▸ **Exercise brief**
Print each of the entries exactly, leaving nothing out.

▸ **Provided records**

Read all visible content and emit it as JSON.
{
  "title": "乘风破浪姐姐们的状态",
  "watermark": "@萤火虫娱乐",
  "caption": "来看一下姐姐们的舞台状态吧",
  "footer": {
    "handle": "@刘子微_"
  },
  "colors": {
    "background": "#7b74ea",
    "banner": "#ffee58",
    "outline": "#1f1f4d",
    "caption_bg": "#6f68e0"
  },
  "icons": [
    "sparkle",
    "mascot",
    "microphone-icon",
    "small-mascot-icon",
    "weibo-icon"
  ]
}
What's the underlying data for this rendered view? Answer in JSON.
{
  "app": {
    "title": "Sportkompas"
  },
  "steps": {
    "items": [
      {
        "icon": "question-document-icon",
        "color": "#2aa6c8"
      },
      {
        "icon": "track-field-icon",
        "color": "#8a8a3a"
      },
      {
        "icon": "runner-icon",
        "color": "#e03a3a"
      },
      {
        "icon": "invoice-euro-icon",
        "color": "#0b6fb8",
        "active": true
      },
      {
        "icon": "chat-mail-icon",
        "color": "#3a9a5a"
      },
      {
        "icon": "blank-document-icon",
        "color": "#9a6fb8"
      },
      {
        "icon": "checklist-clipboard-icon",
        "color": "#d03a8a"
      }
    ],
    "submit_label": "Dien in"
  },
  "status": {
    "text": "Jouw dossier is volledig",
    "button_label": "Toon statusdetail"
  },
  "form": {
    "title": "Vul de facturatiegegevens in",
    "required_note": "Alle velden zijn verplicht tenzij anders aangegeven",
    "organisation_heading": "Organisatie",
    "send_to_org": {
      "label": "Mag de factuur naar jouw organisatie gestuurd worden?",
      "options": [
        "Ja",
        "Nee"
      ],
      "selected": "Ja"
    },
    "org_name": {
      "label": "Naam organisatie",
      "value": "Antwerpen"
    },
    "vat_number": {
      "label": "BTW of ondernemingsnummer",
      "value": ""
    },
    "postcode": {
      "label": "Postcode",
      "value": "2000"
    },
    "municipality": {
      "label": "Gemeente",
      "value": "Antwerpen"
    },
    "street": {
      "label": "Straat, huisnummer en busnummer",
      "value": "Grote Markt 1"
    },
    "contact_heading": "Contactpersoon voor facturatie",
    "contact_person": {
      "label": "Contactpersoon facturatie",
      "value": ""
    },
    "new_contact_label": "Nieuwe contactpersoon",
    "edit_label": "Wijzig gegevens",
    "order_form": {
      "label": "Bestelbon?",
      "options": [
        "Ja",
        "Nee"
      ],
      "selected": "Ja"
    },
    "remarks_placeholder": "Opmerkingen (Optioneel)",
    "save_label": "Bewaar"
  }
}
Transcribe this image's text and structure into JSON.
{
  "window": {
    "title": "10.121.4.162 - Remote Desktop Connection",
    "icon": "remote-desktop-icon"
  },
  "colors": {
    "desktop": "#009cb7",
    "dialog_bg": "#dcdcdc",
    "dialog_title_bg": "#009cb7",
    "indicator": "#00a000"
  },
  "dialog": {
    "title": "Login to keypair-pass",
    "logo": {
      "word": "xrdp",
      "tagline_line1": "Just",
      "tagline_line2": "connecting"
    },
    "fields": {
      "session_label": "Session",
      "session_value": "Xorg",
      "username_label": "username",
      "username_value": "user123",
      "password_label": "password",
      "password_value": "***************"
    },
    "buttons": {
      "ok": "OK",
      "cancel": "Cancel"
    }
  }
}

▸ **Final answer**
Read all visible content and emit it as JSON.
{
  "title": "乘风破浪姐姐们的状态",
  "watermark": "@萤火虫娱乐",
  "caption": "来看一下姐姐们的舞台状态吧",
  "footer": {
    "handle": "@刘子微_"
  },
  "colors": {
    "background": "#7b74ea",
    "banner": "#ffee58",
    "outline": "#1f1f4d",
    "caption_bg": "#6f68e0"
  },
  "icons": [
    "sparkle",
    "mascot",
    "microphone-icon",
    "small-mascot-icon",
    "weibo-icon"
  ]
}
What's the underlying data for this rendered view? Answer in JSON.
{
  "app": {
    "title": "Sportkompas"
  },
  "steps": {
    "items": [
      {
        "icon": "question-document-icon",
        "color": "#2aa6c8"
      },
      {
        "icon": "track-field-icon",
        "color": "#8a8a3a"
      },
      {
        "icon": "runner-icon",
        "color": "#e03a3a"
      },
      {
        "icon": "invoice-euro-icon",
        "color": "#0b6fb8",
        "active": true
      },
      {
        "icon": "chat-mail-icon",
        "color": "#3a9a5a"
      },
      {
        "icon": "blank-document-icon",
        "color": "#9a6fb8"
      },
      {
        "icon": "checklist-clipboard-icon",
        "color": "#d03a8a"
      }
    ],
    "submit_label": "Dien in"
  },
  "status": {
    "text": "Jouw dossier is volledig",
    "button_label": "Toon statusdetail"
  },
  "form": {
    "title": "Vul de facturatiegegevens in",
    "required_note": "Alle velden zijn verplicht tenzij anders aangegeven",
    "organisation_heading": "Organisatie",
    "send_to_org": {
      "label": "Mag de factuur naar jouw organisatie gestuurd worden?",
      "options": [
        "Ja",
        "Nee"
      ],
      "selected": "Ja"
    },
    "org_name": {
      "label": "Naam organisatie",
      "value": "Antwerpen"
    },
    "vat_number": {
      "label": "BTW of ondernemingsnummer",
      "value": ""
    },
    "postcode": {
      "label": "Postcode",
      "value": "2000"
    },
    "municipality": {
      "label": "Gemeente",
      "value": "Antwerpen"
    },
    "street": {
      "label": "Straat, huisnummer en busnummer",
      "value": "Grote Markt 1"
    },
    "contact_heading": "Contactpersoon voor facturatie",
    "contact_person": {
      "label": "Contactpersoon facturatie",
      "value": ""
    },
    "new_contact_label": "Nieuwe contactpersoon",
    "edit_label": "Wijzig gegevens",
    "order_form": {
      "label": "Bestelbon?",
      "options": [
        "Ja",
        "Nee"
      ],
      "selected": "Ja"
    },
    "remarks_placeholder": "Opmerkingen (Optioneel)",
    "save_label": "Bewaar"
  }
}
Transcribe this image's text and structure into JSON.
{
  "window": {
    "title": "10.121.4.162 - Remote Desktop Connection",
    "icon": "remote-desktop-icon"
  },
  "colors": {
    "desktop": "#009cb7",
    "dialog_bg": "#dcdcdc",
    "dialog_title_bg": "#009cb7",
    "indicator": "#00a000"
  },
  "dialog": {
    "title": "Login to keypair-pass",
    "logo": {
      "word": "xrdp",
      "tagline_line1": "Just",
      "tagline_line2": "connecting"
    },
    "fields": {
      "session_label": "Session",
      "session_value": "Xorg",
      "username_label": "username",
      "username_value": "user123",
      "password_label": "password",
      "password_value": "***************"
    },
    "buttons": {
      "ok": "OK",
      "cancel": "Cancel"
    }
  }
}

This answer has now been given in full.